-------- Texto
TODOS OS TEXTOS © BLUE TRAVEL | KATYA DELIMBEUF

Panamá
Bastimentos
A ilha virgem

Bastimentos parece o pedaço de terra onde Robinsoe Crusoe deu à costa – e temos direito a ‘náufrago’ e tudo... Em estado selvagem e praticamente deserta, a paisagem naturalmente preservada e a escassa presença humana fazem desta ilha um ‘must’ na sua estada no Panamá. O barco aproxima-se, deixando aperceber uma vegetação selvagem e abundante, não ‘colonizada’ pelo homem. Águas transparentes em tons de turquesa dão-nos as boas-vindas, juntamente com as palmeiras e os coqueiros… e um homem. Aportamos na Praia Polo, assim baptizada pela presença deste caribenho de 62 anos, que aqui vive, sozinho, porque assim escolheu. Afinal há um Robinsoe Crusoe nesta ilha que parece deserta, mas é um náufrago voluntário. O «Rei da Praia», como Polo gosta de se intitular, é sem dúvida um personagem que vale a pena conhecer, pelo colorido e pela «loucura». Não terá com certeza muitas oportunidades de se cruzar com «náufragos voluntários» ao longo da vida… Polo dá de comer aos que aportam na ‘sua’ praia - peixe pescado por ele, arroz com lentilhas e leite de coco, ou «bushrats» caçados na selva, de vez em quando. Também vende cerveja a um dólar e sangria. As brasas estão sempre acesas e as pessoas servem-se directamente na ‘cozinha’, um conjunto de tábuas de madeira encimadas por chapa metálica, onde folhas de mangueira conservam o calor dos alimentos nas várias panelas. Os mais ‘puristas’ poderão ter receio de experimentar, mas a comida é boa…! Afinal, todos os dias chegam 3 a 4 lanchas carregadas de pessoas com fome – e são muitos anos a cozinhar.

Polo garante que nunca foi tão feliz como desde que vive aqui. Construiu uma casa de madeira, e assim vive há 40 anos, sem luz eléctrica nem água canalizada. Passa o dia a fumar e fala alto, em «wari-wari», uma espécie de «patois», um inglês duro e estranho - mas são os seus modos. A Praia de Polo é uma das três que existem em Bastimentos, juntamente com a Praia Primeira (a primeira que se avista), e a Red Frog Beach, assim chamada por causa das pequenas rãs vermelhas que ali há e que são características desta zona. Na Praia de Polo, pode fazer ‘snorkelling’, mas se quer uma experiência submarina absolutamente inesquecível, não deve perder as ilhas Zapatillas, uma reserva natural. Paga 10 dólares para entrar, mas são mais que bem empregues. Aí, não há qualquer vestígio humano, e a praia é perfeita para passar longas tardes estendido no areal ou de molho nas belíssimas águas turquesa. É ao largo de Zapatillas que se esconde o seu maior tesouro – a sua paisagem sub-aquática. Vá com quem sabe, porque não é um local fácil de encontrar sem referências de bordo. Depois, prepare-se para entrar noutra dimensão… É como se chegássemos a outro universo, cheio de abismos, colinas e vales de corais fabulosos, anémonas e peixes de todas as cores e tamanhos – azuis às bolinhas, amarelos, vermelhos, verdes. Prepare-se e traga uma máquina fotográfica sub-aquática. Verá que não ser arrepende.
----------------
-------- Registos extraídos
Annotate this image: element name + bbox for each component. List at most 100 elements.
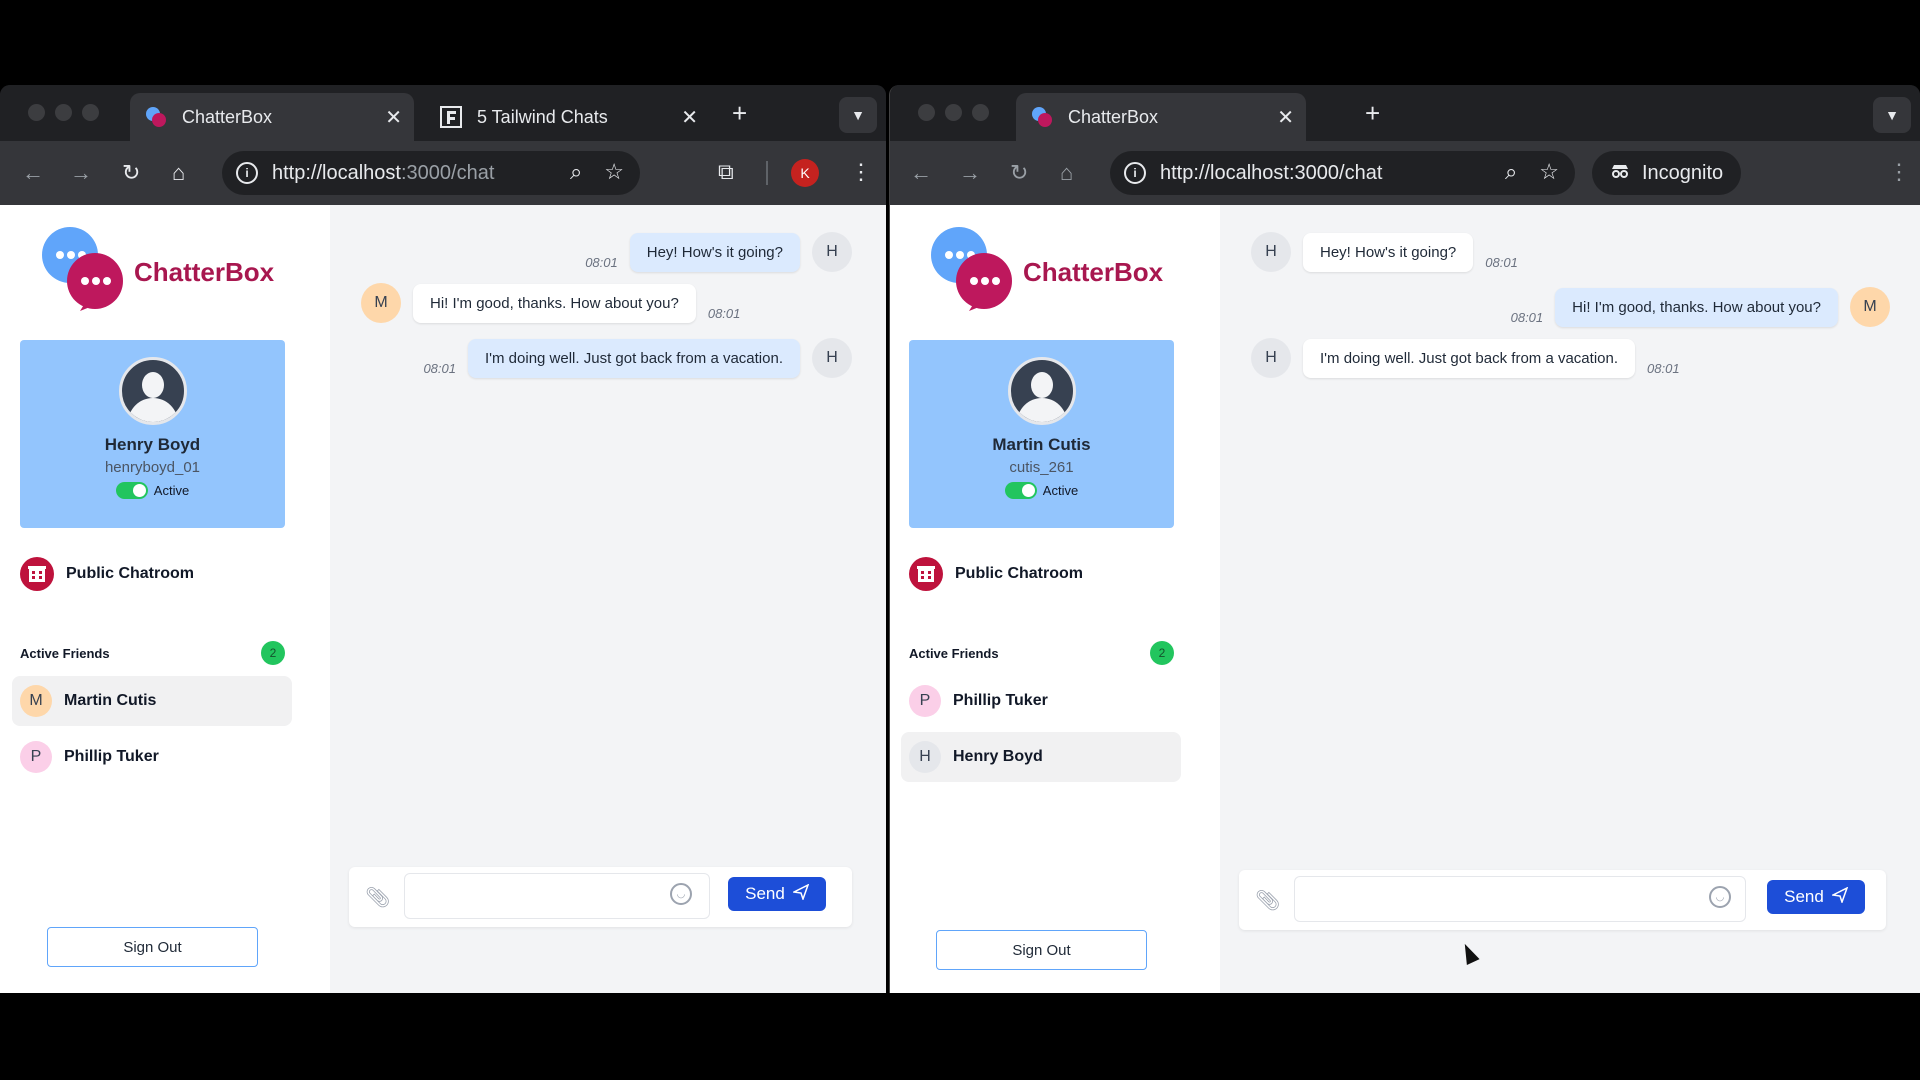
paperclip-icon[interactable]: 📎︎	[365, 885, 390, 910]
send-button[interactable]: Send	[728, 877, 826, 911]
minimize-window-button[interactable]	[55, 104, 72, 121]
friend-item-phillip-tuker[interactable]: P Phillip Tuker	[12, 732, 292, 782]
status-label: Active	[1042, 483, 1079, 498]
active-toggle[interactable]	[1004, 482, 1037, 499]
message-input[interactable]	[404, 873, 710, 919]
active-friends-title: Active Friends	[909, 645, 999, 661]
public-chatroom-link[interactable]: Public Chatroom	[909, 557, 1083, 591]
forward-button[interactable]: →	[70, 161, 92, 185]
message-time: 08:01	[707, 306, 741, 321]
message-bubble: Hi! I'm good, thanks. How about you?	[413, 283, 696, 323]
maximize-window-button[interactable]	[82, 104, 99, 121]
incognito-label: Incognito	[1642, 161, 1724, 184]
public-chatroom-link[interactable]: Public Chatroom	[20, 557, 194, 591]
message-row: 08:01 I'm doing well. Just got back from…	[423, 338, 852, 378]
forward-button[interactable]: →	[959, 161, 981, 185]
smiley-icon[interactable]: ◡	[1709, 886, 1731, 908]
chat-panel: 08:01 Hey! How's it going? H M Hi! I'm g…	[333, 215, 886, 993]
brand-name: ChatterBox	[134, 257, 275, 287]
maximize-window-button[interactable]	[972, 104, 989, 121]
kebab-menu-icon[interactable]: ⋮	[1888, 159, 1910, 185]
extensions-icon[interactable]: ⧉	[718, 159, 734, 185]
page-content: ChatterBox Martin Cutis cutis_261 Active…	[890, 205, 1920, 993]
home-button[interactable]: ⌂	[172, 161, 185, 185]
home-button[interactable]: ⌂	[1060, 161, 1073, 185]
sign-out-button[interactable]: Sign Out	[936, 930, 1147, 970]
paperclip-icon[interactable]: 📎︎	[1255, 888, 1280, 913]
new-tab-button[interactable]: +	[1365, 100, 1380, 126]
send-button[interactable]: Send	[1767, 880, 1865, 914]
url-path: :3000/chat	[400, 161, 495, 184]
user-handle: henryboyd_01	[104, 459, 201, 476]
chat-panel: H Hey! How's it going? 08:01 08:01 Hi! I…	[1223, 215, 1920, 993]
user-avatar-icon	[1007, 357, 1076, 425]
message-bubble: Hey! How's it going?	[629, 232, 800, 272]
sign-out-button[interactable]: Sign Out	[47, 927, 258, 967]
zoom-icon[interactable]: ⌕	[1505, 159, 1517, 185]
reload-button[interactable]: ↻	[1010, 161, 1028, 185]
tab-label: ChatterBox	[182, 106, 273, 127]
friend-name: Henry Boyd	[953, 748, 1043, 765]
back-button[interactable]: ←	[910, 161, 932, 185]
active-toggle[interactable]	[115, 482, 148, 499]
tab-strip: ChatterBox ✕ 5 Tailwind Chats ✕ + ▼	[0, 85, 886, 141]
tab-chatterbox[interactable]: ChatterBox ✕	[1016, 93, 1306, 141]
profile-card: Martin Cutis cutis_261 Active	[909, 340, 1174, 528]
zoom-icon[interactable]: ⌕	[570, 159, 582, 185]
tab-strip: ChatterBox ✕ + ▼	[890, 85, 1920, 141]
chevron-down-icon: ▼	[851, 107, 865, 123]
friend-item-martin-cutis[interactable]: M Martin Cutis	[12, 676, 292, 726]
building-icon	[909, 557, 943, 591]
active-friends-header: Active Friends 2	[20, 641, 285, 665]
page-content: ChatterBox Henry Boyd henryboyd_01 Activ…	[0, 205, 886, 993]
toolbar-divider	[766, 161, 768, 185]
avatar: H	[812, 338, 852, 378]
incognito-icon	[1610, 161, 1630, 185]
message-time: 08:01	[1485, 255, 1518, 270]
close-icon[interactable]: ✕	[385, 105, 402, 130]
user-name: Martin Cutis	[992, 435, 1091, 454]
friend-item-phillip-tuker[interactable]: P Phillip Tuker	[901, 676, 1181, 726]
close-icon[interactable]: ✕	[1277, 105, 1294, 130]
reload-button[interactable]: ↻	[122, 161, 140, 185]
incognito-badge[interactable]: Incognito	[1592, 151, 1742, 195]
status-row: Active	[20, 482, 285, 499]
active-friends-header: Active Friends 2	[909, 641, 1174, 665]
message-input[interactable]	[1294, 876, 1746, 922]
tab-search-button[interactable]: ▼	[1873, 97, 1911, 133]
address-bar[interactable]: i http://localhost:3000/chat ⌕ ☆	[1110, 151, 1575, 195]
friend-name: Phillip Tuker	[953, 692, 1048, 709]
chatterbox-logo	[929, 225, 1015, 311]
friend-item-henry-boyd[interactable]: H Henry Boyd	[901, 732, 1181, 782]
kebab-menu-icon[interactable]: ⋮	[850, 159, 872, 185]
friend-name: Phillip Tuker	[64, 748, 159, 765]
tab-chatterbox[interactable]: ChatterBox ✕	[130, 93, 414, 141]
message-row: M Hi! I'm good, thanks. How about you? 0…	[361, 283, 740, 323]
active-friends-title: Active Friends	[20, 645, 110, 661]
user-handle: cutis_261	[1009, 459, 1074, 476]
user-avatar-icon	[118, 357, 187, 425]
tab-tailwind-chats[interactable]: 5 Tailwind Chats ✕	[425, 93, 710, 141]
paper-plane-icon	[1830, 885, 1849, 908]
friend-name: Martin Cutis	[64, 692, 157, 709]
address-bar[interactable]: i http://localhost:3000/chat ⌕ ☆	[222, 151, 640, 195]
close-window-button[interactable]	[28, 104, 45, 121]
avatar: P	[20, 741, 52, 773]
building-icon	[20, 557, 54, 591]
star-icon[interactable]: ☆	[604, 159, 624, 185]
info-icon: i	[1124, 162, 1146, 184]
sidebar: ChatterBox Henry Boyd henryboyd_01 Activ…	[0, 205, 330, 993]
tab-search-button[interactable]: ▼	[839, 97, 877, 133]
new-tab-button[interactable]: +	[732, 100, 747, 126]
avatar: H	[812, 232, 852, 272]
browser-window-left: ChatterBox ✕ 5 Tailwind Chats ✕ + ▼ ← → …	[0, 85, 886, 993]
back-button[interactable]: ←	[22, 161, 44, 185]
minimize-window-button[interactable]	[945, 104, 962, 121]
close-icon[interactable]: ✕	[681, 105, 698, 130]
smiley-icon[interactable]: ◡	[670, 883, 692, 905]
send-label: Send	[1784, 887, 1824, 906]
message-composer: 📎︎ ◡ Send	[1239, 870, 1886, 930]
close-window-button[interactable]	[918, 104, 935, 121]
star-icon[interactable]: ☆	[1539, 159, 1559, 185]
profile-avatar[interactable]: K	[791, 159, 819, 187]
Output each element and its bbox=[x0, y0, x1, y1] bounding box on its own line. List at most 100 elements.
----------------
* **Instruções**
• A. Enumere todas as praias de Bastimentos referidas no texto sobre a ilha.
• B. Segundo o texto sobre Bastimentos, quanto custa a entrada nas ilhas Zapatillas?
• C. Diga se cada afirmação está de acordo com o texto sobre Bastimentos: (i) Polo tem 62 anos. (ii) A casa de Polo tem luz elétrica. (iii) Chegam diariamente 3 a 4 lanchas à praia de Polo.
Não é preciso consultar os itens.

* **Respostas às tarefas**
• A. Praia de Polo, Praia Primeira e Red Frog Beach.

• B. A entrada custa 10 dólares.

• C.
(i) Sim: "deste caribenho de 62 anos".
(ii) Não: "sem luz eléctrica nem água canalizada".
(iii) Sim: "todos os dias chegam 3 a 4 lanchas carregadas de pessoas com fome".